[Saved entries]
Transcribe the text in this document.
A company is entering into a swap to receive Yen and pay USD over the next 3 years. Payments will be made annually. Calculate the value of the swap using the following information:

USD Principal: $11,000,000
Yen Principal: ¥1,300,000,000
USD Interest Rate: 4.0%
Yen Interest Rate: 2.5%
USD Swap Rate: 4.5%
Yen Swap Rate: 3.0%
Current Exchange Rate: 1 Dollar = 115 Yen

*Work instructions*: Write out all the lines again, exactly as they are.

*Full response*:
Transcribe the text in this document.
A company is entering into a swap to receive Yen and pay USD over the next 3 years. Payments will be made annually. Calculate the value of the swap using the following information:

USD Principal: $11,000,000
Yen Principal: ¥1,300,000,000
USD Interest Rate: 4.0%
Yen Interest Rate: 2.5%
USD Swap Rate: 4.5%
Yen Swap Rate: 3.0%
Current Exchange Rate: 1 Dollar = 115 Yen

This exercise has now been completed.